# start of Raw records
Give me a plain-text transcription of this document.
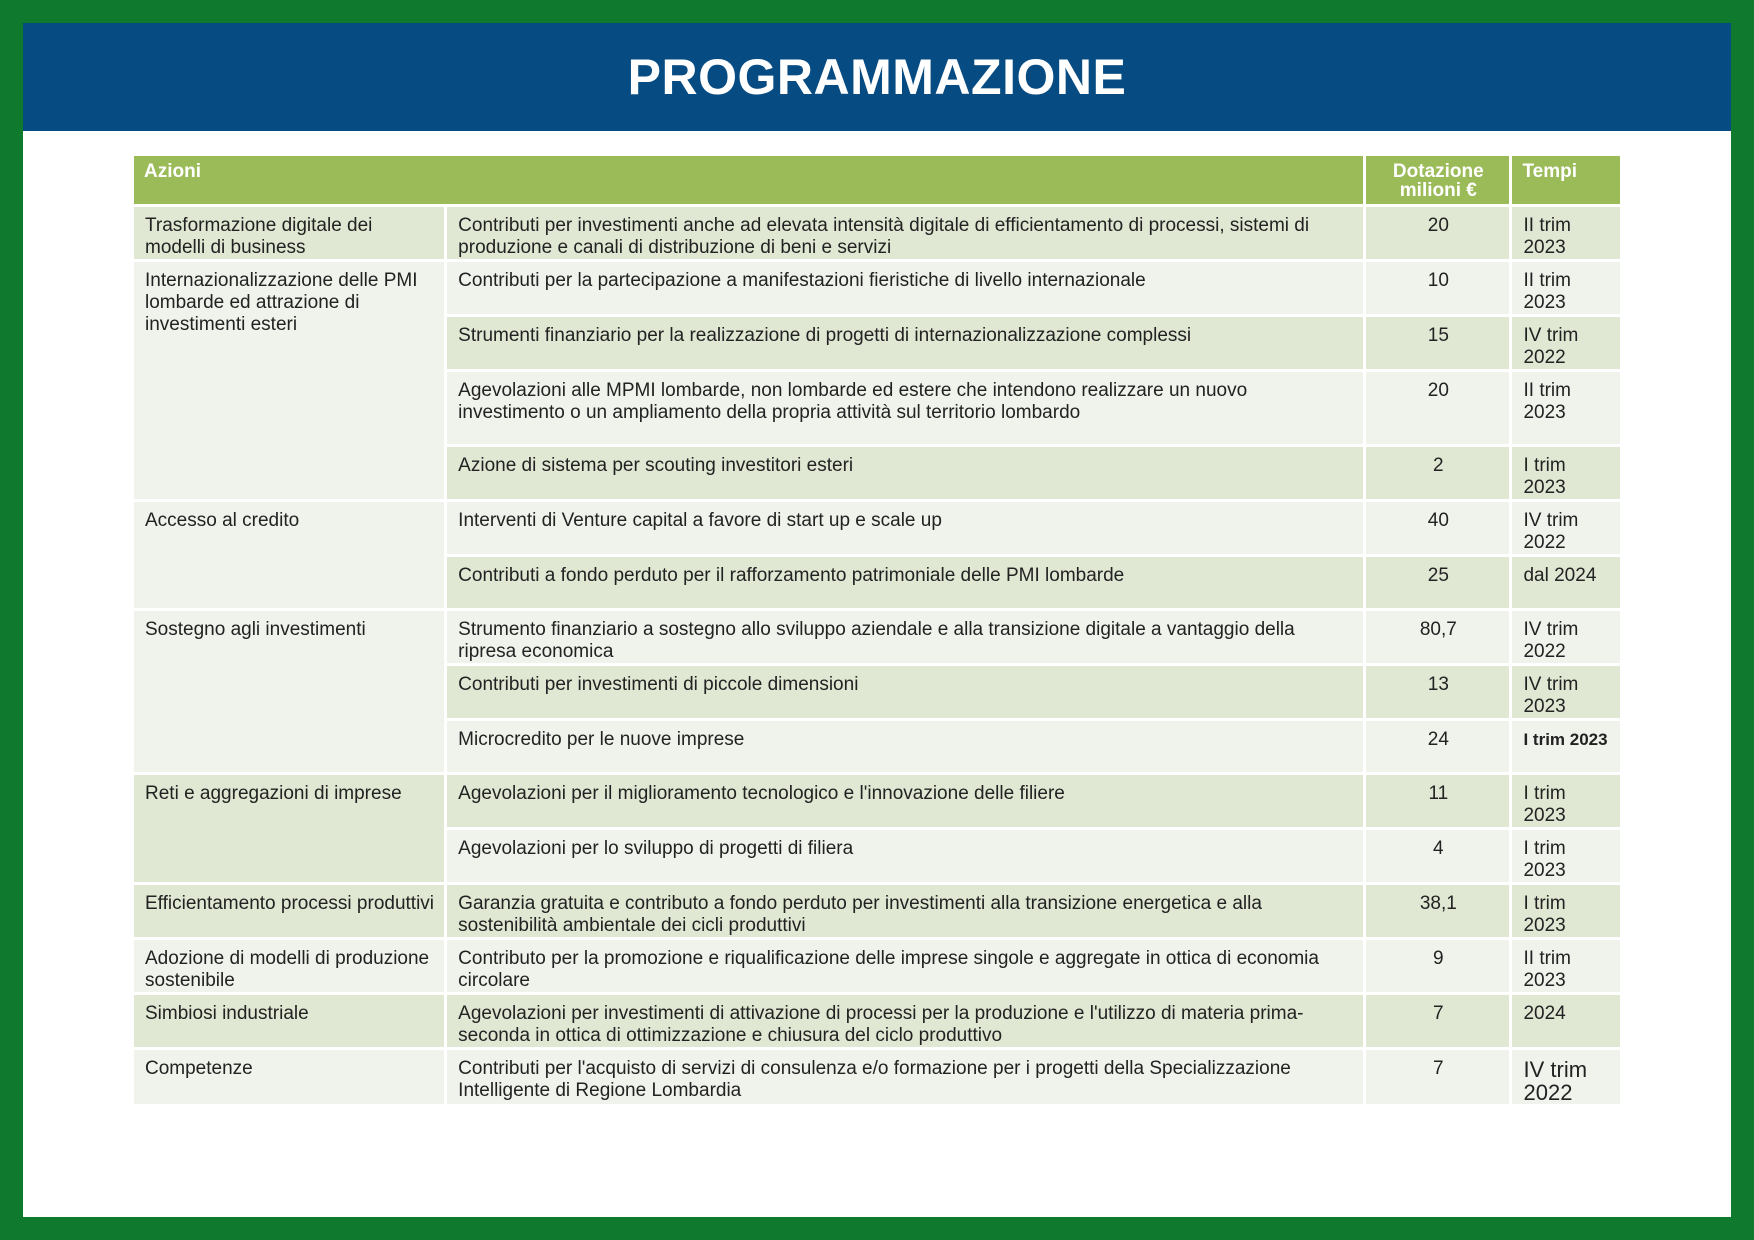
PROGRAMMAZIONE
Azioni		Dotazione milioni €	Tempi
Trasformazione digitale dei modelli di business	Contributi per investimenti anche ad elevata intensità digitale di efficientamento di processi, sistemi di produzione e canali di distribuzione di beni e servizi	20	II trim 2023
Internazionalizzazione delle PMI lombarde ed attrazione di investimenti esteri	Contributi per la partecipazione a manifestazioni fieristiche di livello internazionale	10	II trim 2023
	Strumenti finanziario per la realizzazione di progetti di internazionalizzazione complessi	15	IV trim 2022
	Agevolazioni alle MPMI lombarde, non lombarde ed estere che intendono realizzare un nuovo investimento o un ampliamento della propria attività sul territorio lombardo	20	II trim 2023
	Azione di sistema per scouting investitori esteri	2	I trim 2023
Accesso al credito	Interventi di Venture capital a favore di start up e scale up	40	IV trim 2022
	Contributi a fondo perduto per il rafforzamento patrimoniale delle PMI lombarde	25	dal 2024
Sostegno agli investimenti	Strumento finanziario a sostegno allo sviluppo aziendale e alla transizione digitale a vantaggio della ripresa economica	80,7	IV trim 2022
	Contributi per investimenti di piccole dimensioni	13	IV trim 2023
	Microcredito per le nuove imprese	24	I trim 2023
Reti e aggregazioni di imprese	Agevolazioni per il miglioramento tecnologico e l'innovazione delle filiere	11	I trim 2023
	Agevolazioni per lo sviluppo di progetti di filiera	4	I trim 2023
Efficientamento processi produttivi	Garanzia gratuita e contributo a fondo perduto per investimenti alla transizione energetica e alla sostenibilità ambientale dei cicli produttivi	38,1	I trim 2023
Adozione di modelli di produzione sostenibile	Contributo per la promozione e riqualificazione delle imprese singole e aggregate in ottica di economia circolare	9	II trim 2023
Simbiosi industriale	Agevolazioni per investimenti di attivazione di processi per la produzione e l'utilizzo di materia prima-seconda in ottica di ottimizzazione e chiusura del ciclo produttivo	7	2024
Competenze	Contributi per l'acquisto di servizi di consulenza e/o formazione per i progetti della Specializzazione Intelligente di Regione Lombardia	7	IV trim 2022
# end of Raw records
▸ The exercise:
Return each line from the material above exactly, but not the pictures.

▸ The output:
Give me a plain-text transcription of this document.
PROGRAMMAZIONE
Azioni		Dotazione milioni €	Tempi
Trasformazione digitale dei modelli di business	Contributi per investimenti anche ad elevata intensità digitale di efficientamento di processi, sistemi di produzione e canali di distribuzione di beni e servizi	20	II trim 2023
Internazionalizzazione delle PMI lombarde ed attrazione di investimenti esteri	Contributi per la partecipazione a manifestazioni fieristiche di livello internazionale	10	II trim 2023
	Strumenti finanziario per la realizzazione di progetti di internazionalizzazione complessi	15	IV trim 2022
	Agevolazioni alle MPMI lombarde, non lombarde ed estere che intendono realizzare un nuovo investimento o un ampliamento della propria attività sul territorio lombardo	20	II trim 2023
	Azione di sistema per scouting investitori esteri	2	I trim 2023
Accesso al credito	Interventi di Venture capital a favore di start up e scale up	40	IV trim 2022
	Contributi a fondo perduto per il rafforzamento patrimoniale delle PMI lombarde	25	dal 2024
Sostegno agli investimenti	Strumento finanziario a sostegno allo sviluppo aziendale e alla transizione digitale a vantaggio della ripresa economica	80,7	IV trim 2022
	Contributi per investimenti di piccole dimensioni	13	IV trim 2023
	Microcredito per le nuove imprese	24	I trim 2023
Reti e aggregazioni di imprese	Agevolazioni per il miglioramento tecnologico e l'innovazione delle filiere	11	I trim 2023
	Agevolazioni per lo sviluppo di progetti di filiera	4	I trim 2023
Efficientamento processi produttivi	Garanzia gratuita e contributo a fondo perduto per investimenti alla transizione energetica e alla sostenibilità ambientale dei cicli produttivi	38,1	I trim 2023
Adozione di modelli di produzione sostenibile	Contributo per la promozione e riqualificazione delle imprese singole e aggregate in ottica di economia circolare	9	II trim 2023
Simbiosi industriale	Agevolazioni per investimenti di attivazione di processi per la produzione e l'utilizzo di materia prima-seconda in ottica di ottimizzazione e chiusura del ciclo produttivo	7	2024
Competenze	Contributi per l'acquisto di servizi di consulenza e/o formazione per i progetti della Specializzazione Intelligente di Regione Lombardia	7	IV trim 2022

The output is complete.